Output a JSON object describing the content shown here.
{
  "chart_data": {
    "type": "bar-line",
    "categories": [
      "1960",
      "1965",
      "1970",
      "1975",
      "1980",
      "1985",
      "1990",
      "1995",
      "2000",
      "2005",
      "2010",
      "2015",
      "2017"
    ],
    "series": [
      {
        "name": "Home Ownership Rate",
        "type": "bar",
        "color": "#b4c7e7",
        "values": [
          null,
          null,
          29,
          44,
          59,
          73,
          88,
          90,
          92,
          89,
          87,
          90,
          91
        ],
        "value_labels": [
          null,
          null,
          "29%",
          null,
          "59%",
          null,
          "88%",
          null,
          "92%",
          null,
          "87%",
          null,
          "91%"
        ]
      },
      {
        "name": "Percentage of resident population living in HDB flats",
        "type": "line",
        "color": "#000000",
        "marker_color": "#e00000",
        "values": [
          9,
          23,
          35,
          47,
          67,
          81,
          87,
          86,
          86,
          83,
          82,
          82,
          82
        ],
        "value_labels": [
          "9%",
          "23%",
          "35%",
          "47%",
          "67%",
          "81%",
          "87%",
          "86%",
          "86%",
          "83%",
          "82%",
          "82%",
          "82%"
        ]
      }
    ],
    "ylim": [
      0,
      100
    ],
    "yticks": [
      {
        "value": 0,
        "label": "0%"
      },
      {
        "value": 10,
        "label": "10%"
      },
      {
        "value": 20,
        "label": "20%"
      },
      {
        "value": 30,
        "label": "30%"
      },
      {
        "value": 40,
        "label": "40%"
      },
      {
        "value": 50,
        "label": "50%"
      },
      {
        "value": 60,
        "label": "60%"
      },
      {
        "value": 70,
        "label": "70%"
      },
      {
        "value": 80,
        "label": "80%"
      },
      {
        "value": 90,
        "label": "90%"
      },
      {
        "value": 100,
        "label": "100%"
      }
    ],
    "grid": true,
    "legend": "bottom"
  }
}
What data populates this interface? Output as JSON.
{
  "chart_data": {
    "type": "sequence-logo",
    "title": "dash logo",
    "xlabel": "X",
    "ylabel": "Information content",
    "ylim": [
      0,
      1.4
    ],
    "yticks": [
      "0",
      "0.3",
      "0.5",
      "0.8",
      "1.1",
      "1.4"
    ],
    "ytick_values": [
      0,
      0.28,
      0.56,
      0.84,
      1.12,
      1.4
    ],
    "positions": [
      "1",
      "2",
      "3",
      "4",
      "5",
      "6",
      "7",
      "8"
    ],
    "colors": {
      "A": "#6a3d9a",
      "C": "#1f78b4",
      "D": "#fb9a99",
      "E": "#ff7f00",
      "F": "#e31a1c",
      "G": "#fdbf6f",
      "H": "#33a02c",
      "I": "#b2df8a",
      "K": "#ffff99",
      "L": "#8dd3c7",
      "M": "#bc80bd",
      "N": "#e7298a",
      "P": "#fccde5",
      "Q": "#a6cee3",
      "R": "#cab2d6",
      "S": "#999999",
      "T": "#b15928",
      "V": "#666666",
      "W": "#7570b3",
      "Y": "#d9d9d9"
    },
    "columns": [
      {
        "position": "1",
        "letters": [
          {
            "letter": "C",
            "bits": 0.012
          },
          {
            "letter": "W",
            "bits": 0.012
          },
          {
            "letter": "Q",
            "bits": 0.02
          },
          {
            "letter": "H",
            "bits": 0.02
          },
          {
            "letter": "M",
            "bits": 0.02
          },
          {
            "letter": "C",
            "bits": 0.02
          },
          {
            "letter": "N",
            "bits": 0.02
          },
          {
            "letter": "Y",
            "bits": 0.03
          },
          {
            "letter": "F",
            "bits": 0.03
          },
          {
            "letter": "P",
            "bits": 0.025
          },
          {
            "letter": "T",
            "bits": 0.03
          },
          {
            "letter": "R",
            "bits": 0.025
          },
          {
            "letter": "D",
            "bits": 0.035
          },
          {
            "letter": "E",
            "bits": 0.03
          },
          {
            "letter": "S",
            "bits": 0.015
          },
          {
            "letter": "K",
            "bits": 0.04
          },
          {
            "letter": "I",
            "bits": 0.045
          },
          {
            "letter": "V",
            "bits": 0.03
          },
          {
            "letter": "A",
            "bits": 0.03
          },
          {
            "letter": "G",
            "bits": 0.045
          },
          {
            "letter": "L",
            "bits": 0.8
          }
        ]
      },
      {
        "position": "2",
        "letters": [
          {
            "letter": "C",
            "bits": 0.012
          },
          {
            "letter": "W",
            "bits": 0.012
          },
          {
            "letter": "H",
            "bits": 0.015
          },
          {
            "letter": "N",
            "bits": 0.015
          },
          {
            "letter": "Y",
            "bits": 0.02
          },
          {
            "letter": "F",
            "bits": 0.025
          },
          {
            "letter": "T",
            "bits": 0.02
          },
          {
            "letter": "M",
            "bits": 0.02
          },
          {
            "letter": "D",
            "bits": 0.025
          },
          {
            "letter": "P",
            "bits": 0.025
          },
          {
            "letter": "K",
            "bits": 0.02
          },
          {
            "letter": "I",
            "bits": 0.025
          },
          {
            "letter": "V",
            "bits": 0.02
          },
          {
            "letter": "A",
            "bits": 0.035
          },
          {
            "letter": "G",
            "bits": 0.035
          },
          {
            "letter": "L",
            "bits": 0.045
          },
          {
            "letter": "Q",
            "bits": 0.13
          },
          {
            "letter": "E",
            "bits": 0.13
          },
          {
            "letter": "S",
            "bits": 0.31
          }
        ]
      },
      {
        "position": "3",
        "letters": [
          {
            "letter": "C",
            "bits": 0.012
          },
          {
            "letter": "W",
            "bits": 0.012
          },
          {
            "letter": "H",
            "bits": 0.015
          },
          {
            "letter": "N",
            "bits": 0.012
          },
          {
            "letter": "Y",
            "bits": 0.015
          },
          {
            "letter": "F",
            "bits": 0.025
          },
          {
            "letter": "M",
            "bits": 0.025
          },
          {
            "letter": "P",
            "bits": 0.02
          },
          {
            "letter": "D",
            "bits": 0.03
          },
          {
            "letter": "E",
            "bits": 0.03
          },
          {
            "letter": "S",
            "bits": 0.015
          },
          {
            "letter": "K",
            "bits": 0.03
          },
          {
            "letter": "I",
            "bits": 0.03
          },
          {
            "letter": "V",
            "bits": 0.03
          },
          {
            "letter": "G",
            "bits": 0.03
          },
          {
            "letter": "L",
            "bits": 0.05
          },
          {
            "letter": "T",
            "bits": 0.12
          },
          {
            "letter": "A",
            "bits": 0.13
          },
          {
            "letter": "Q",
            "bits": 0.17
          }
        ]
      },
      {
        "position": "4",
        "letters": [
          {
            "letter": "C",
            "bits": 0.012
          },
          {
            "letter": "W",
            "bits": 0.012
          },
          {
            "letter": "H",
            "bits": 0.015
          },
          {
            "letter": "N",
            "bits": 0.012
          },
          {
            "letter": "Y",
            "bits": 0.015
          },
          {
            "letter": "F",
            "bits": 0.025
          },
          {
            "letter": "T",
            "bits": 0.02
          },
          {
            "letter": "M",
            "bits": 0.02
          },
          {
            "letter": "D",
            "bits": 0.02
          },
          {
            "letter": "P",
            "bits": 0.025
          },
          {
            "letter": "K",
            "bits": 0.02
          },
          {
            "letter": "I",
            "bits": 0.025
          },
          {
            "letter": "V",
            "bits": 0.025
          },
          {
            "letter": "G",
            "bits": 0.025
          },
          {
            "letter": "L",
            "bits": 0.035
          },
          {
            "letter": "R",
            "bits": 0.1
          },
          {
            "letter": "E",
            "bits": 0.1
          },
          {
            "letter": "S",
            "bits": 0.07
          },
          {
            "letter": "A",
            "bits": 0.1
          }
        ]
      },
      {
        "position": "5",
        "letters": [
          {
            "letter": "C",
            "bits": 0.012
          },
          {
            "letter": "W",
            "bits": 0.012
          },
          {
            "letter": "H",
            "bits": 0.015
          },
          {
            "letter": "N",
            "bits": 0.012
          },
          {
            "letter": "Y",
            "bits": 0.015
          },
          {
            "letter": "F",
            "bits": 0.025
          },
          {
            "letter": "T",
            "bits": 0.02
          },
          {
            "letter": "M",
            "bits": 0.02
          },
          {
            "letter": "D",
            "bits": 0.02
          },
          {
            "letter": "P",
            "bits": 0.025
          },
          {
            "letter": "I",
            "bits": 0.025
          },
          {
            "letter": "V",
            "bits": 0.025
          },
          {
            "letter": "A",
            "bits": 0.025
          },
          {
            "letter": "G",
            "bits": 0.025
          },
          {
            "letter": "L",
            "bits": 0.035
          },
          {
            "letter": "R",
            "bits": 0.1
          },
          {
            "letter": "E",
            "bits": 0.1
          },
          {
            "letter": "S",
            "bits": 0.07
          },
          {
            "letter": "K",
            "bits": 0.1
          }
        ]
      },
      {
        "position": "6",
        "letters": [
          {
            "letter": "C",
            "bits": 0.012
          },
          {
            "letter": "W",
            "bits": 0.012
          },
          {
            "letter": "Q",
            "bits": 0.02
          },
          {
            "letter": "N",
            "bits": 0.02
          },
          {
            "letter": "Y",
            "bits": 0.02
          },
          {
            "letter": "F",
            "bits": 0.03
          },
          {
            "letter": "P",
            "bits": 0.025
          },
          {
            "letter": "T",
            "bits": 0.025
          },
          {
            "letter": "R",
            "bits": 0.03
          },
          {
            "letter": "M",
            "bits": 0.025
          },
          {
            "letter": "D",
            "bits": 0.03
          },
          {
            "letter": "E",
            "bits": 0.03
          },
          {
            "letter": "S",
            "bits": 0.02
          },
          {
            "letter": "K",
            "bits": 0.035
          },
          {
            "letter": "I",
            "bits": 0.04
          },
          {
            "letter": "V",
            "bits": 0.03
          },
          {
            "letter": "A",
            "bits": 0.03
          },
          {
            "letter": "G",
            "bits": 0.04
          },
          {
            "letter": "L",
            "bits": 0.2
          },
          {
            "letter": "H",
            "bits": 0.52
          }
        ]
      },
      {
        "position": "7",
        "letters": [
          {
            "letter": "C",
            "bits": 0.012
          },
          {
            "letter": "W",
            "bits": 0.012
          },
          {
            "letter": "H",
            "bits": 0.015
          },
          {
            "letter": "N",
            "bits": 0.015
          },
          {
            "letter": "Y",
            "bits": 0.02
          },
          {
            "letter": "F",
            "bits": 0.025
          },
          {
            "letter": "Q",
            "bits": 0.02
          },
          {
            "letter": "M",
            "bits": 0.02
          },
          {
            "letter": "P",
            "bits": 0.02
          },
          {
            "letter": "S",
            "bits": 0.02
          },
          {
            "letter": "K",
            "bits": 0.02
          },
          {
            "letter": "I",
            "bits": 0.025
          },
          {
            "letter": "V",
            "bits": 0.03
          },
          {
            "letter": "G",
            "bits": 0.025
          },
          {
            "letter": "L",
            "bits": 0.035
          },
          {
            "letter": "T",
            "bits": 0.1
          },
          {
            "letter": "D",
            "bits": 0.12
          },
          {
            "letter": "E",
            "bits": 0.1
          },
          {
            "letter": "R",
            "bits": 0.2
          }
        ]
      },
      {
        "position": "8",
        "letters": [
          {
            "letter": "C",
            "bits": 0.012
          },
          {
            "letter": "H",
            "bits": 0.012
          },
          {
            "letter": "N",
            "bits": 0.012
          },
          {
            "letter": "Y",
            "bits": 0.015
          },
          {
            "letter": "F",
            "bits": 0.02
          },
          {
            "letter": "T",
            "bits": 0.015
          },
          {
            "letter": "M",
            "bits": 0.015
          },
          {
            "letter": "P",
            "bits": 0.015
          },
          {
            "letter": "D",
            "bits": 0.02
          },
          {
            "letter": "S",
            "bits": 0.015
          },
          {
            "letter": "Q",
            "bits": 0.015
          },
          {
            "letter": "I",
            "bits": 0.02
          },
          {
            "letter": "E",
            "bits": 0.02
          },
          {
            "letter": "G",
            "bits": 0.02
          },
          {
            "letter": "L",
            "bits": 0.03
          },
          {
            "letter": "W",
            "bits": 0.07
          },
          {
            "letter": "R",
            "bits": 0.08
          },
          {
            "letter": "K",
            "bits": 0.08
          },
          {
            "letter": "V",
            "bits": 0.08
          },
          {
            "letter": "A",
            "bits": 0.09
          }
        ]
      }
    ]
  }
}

━━━━━━━━━━━━━━━━━━━━━━━━━━━━━━

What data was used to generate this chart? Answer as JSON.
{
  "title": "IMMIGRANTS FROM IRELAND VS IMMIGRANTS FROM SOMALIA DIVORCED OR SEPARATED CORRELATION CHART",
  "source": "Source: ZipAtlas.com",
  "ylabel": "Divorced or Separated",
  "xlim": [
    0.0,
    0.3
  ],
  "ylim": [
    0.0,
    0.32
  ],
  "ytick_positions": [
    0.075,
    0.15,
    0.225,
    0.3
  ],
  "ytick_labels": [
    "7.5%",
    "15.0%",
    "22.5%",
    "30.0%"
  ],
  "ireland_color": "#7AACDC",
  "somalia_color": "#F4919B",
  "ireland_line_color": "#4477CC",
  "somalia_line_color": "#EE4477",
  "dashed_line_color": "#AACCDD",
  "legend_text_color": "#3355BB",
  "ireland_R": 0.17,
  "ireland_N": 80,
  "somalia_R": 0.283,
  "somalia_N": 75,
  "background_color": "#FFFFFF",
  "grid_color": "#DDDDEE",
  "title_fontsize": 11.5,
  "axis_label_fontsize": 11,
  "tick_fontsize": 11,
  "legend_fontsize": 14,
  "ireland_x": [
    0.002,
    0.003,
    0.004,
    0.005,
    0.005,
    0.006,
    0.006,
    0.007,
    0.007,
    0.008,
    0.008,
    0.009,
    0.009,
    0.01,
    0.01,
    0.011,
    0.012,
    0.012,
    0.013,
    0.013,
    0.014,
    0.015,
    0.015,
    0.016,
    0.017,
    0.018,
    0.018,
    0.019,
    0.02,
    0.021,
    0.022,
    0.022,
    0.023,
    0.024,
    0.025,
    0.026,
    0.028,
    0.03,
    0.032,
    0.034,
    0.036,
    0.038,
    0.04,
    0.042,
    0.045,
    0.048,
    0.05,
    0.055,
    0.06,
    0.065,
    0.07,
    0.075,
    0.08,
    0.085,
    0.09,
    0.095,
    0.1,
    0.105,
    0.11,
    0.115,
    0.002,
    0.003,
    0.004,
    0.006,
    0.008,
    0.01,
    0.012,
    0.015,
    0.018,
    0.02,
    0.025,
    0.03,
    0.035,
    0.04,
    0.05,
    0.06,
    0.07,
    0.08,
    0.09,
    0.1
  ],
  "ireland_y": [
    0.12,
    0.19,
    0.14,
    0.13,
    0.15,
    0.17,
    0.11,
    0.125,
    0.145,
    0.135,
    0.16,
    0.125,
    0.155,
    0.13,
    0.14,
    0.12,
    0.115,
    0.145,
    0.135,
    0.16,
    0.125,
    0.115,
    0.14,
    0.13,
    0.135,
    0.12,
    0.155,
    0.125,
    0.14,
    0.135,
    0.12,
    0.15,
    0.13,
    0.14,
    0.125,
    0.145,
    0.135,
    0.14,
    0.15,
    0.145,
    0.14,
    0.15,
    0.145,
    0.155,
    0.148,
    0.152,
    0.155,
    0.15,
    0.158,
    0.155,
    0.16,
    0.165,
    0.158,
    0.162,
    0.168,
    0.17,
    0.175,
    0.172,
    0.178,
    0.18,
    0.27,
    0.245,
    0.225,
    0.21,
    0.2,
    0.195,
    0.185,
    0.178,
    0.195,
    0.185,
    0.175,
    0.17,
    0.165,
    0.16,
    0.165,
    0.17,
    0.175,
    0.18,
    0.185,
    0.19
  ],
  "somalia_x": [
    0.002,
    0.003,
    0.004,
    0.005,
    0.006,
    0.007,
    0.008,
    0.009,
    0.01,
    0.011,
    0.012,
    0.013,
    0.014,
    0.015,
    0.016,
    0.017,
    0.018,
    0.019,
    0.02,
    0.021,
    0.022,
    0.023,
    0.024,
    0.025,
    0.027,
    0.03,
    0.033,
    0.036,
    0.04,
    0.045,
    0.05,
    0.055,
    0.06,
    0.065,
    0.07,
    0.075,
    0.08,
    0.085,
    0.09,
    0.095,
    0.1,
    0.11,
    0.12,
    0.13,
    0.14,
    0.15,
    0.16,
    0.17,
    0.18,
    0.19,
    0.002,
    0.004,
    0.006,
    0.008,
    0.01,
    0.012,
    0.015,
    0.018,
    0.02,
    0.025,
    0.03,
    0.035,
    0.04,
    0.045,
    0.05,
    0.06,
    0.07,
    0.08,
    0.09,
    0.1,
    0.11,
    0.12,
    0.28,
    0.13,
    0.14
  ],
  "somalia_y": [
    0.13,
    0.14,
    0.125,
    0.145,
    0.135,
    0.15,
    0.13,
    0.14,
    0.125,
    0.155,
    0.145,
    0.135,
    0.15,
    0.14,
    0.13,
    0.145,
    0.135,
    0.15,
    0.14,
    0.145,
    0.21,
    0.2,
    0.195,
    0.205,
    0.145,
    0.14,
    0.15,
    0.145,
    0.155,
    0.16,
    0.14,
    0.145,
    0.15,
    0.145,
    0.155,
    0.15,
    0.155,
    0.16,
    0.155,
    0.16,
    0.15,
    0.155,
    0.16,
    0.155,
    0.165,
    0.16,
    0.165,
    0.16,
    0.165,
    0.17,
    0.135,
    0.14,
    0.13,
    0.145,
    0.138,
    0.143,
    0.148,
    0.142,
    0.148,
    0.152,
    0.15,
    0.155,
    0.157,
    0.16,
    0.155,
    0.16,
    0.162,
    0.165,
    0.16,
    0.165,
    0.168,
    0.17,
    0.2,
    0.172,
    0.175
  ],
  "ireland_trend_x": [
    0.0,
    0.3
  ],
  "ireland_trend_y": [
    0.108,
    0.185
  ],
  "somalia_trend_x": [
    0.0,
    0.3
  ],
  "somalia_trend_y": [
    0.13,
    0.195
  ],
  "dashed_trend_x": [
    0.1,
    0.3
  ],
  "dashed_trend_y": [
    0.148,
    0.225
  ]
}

━━━━━━━━━━━━━━━━━━━━━━━━━━━━━━

Work required - Copy each line of the listing in which the word "ylabel" can be found.

Answer to this task -
    "ylabel": "Information content",
  "ylabel": "Divorced or Separated",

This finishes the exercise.